AIM OF THE TASK. Write out the full listing exactly as given, minus the images.

EXTRACTED ENTRIES.
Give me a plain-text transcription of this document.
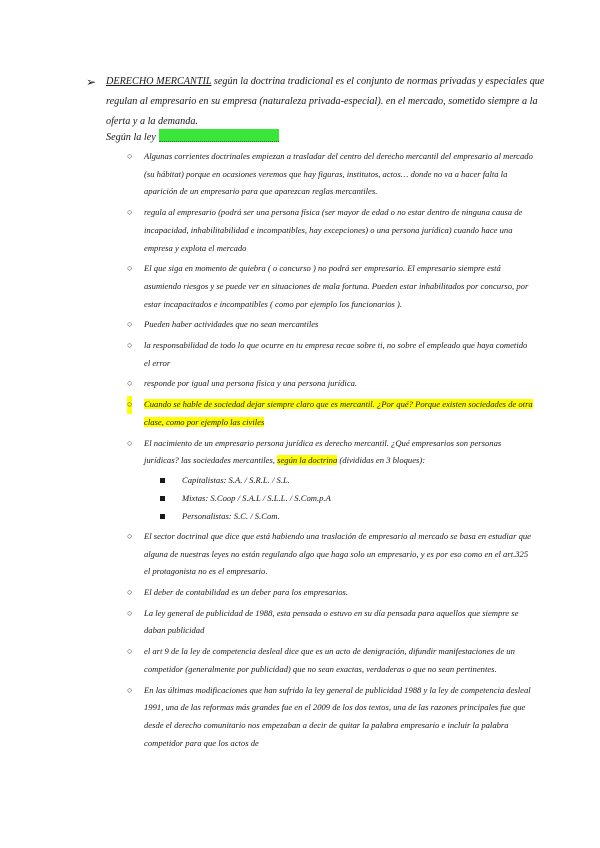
➢ DERECHO MERCANTIL según la doctrina tradicional es el conjunto de normas privadas y especiales que regulan al empresario en su empresa (naturaleza privada-especial). en el mercado, sometido siempre a la oferta y a la demanda.
Según la ley
○ Algunas corrientes doctrinales empiezan a trasladar del centro del derecho mercantil del empresario al mercado (su hábitat) porque en ocasiones veremos que hay figuras, institutos, actos… donde no va a hacer falta la aparición de un empresario para que aparezcan reglas mercantiles.
○ regula al empresario (podrá ser una persona física (ser mayor de edad o no estar dentro de ninguna causa de incapacidad, inhabilitabilidad e incompatibles, hay excepciones) o una persona jurídica) cuando hace una empresa y explota el mercado
○ El que siga en momento de quiebra ( o concurso ) no podrá ser empresario. El empresario siempre está asumiendo riesgos y se puede ver en situaciones de mala fortuna. Pueden estar inhabilitados por concurso, por estar incapacitados e incompatibles ( como por ejemplo los funcionarios ).
○ Pueden haber actividades que no sean mercantiles
○ la responsabilidad de todo lo que ocurre en tu empresa recae sobre ti, no sobre el empleado que haya cometido el error
○ responde por igual una persona física y una persona jurídica.
○ Cuando se hable de sociedad dejar siempre claro que es mercantil. ¿Por qué? Porque existen sociedades de otra clase, como por ejemplo las civiles
○ El nacimiento de un empresario persona jurídica es derecho mercantil. ¿Qué empresarios son personas jurídicas? las sociedades mercantiles, según la doctrina (divididas en 3 bloques):
Capitalistas: S.A. / S.R.L. / S.L.
Mixtas: S.Coop / S.A.L / S.L.L. / S.Com.p.A
Personalistas: S.C. / S.Com.
○ El sector doctrinal que dice que está habiendo una traslación de empresario al mercado se basa en estudiar que alguna de nuestras leyes no están regulando algo que haga solo un empresario, y es por eso como en el art.325 el protagonista no es el empresario.
○ El deber de contabilidad es un deber para los empresarios.
○ La ley general de publicidad de 1988, esta pensada o estuvo en su día pensada para aquellos que siempre se daban publicidad
○ el art 9 de la ley de competencia desleal dice que es un acto de denigración, difundir manifestaciones de un competidor (generalmente por publicidad) que no sean exactas, verdaderas o que no sean pertinentes.
○ En las últimas modificaciones que han sufrido la ley general de publicidad 1988 y la ley de competencia desleal 1991, una de las reformas más grandes fue en el 2009 de los dos textos, una de las razones principales fue que desde el derecho comunitario nos empezaban a decir de quitar la palabra empresario e incluir la palabra competidor para que los actos de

WRITTEN REPLY.
Give me a plain-text transcription of this document.
➢ DERECHO MERCANTIL según la doctrina tradicional es el conjunto de normas privadas y especiales que regulan al empresario en su empresa (naturaleza privada-especial). en el mercado, sometido siempre a la oferta y a la demanda.
Según la ley
○ Algunas corrientes doctrinales empiezan a trasladar del centro del derecho mercantil del empresario al mercado (su hábitat) porque en ocasiones veremos que hay figuras, institutos, actos… donde no va a hacer falta la aparición de un empresario para que aparezcan reglas mercantiles.
○ regula al empresario (podrá ser una persona física (ser mayor de edad o no estar dentro de ninguna causa de incapacidad, inhabilitabilidad e incompatibles, hay excepciones) o una persona jurídica) cuando hace una empresa y explota el mercado
○ El que siga en momento de quiebra ( o concurso ) no podrá ser empresario. El empresario siempre está asumiendo riesgos y se puede ver en situaciones de mala fortuna. Pueden estar inhabilitados por concurso, por estar incapacitados e incompatibles ( como por ejemplo los funcionarios ).
○ Pueden haber actividades que no sean mercantiles
○ la responsabilidad de todo lo que ocurre en tu empresa recae sobre ti, no sobre el empleado que haya cometido el error
○ responde por igual una persona física y una persona jurídica.
○ Cuando se hable de sociedad dejar siempre claro que es mercantil. ¿Por qué? Porque existen sociedades de otra clase, como por ejemplo las civiles
○ El nacimiento de un empresario persona jurídica es derecho mercantil. ¿Qué empresarios son personas jurídicas? las sociedades mercantiles, según la doctrina (divididas en 3 bloques):
Capitalistas: S.A. / S.R.L. / S.L.
Mixtas: S.Coop / S.A.L / S.L.L. / S.Com.p.A
Personalistas: S.C. / S.Com.
○ El sector doctrinal que dice que está habiendo una traslación de empresario al mercado se basa en estudiar que alguna de nuestras leyes no están regulando algo que haga solo un empresario, y es por eso como en el art.325 el protagonista no es el empresario.
○ El deber de contabilidad es un deber para los empresarios.
○ La ley general de publicidad de 1988, esta pensada o estuvo en su día pensada para aquellos que siempre se daban publicidad
○ el art 9 de la ley de competencia desleal dice que es un acto de denigración, difundir manifestaciones de un competidor (generalmente por publicidad) que no sean exactas, verdaderas o que no sean pertinentes.
○ En las últimas modificaciones que han sufrido la ley general de publicidad 1988 y la ley de competencia desleal 1991, una de las reformas más grandes fue en el 2009 de los dos textos, una de las razones principales fue que desde el derecho comunitario nos empezaban a decir de quitar la palabra empresario e incluir la palabra competidor para que los actos de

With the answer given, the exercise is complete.